Stated goal » Without the pictures, return all of the material exactly as written.

Extracted data »

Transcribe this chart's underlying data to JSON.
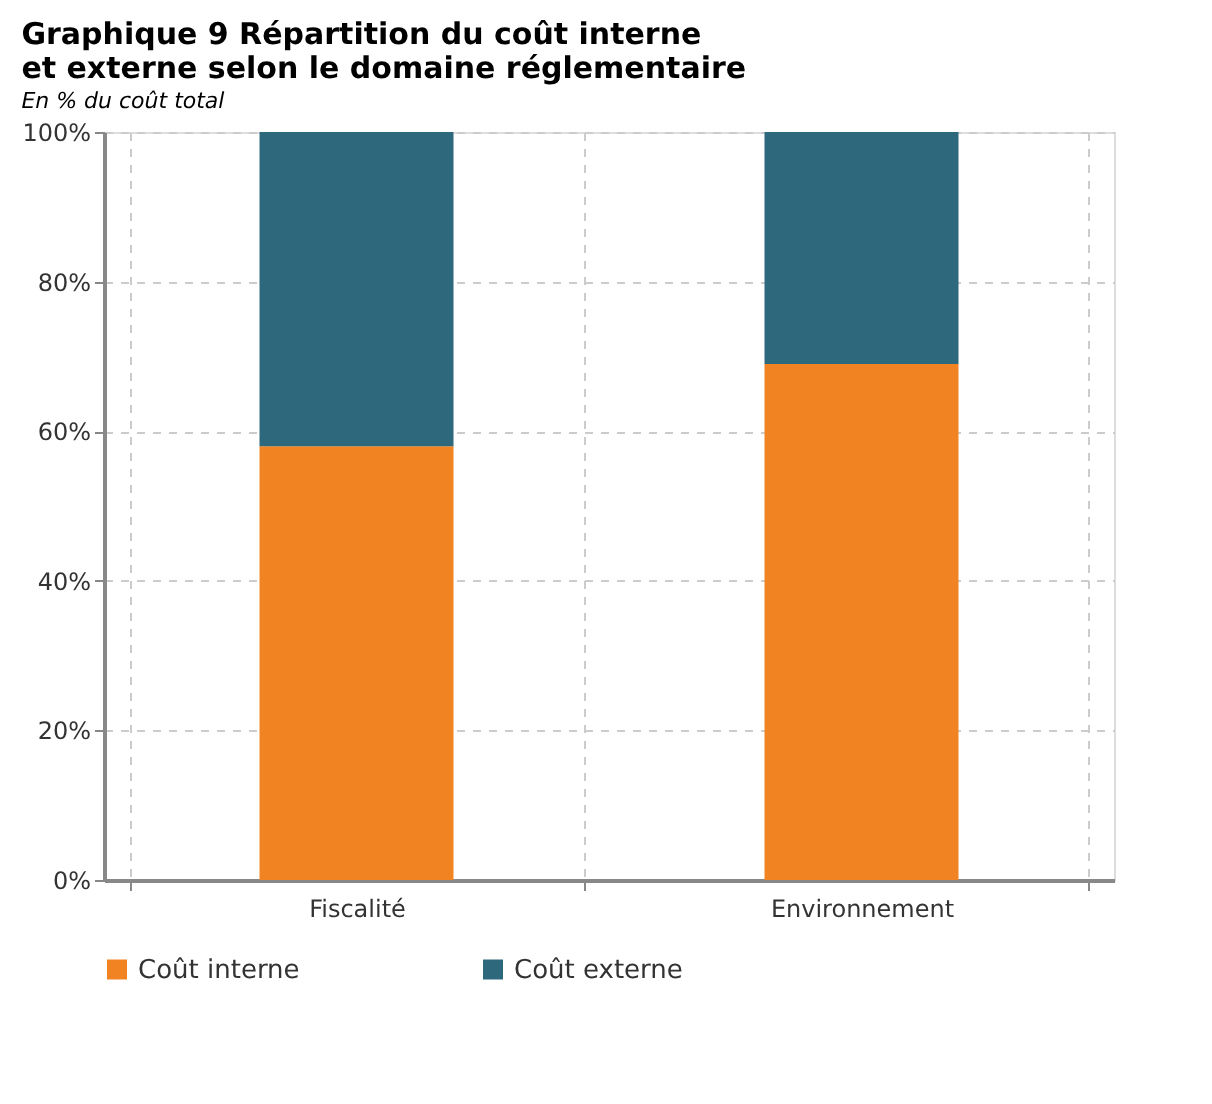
{
  "chart_data": {
    "type": "bar",
    "stacked": true,
    "title": "Graphique 9    Répartition du coût interne et externe selon le domaine réglementaire",
    "subtitle": "En % du coût total",
    "categories": [
      "Fiscalité",
      "Environnement"
    ],
    "series": [
      {
        "name": "Coût interne",
        "color": "#f28322",
        "values": [
          58,
          69
        ]
      },
      {
        "name": "Coût externe",
        "color": "#2e687d",
        "values": [
          42,
          31
        ]
      }
    ],
    "ylim": [
      0,
      100
    ],
    "yticks": [
      {
        "value": 0,
        "label": "0%"
      },
      {
        "value": 20,
        "label": "20%"
      },
      {
        "value": 40,
        "label": "40%"
      },
      {
        "value": 60,
        "label": "60%"
      },
      {
        "value": 80,
        "label": "80%"
      },
      {
        "value": 100,
        "label": "100%"
      }
    ],
    "grid": true,
    "legend": "bottom"
  }
}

Result of the task »
Transcribe this chart's underlying data to JSON.
{
  "chart_data": {
    "type": "bar",
    "stacked": true,
    "title": "Graphique 9    Répartition du coût interne et externe selon le domaine réglementaire",
    "subtitle": "En % du coût total",
    "categories": [
      "Fiscalité",
      "Environnement"
    ],
    "series": [
      {
        "name": "Coût interne",
        "color": "#f28322",
        "values": [
          58,
          69
        ]
      },
      {
        "name": "Coût externe",
        "color": "#2e687d",
        "values": [
          42,
          31
        ]
      }
    ],
    "ylim": [
      0,
      100
    ],
    "yticks": [
      {
        "value": 0,
        "label": "0%"
      },
      {
        "value": 20,
        "label": "20%"
      },
      {
        "value": 40,
        "label": "40%"
      },
      {
        "value": 60,
        "label": "60%"
      },
      {
        "value": 80,
        "label": "80%"
      },
      {
        "value": 100,
        "label": "100%"
      }
    ],
    "grid": true,
    "legend": "bottom"
  }
}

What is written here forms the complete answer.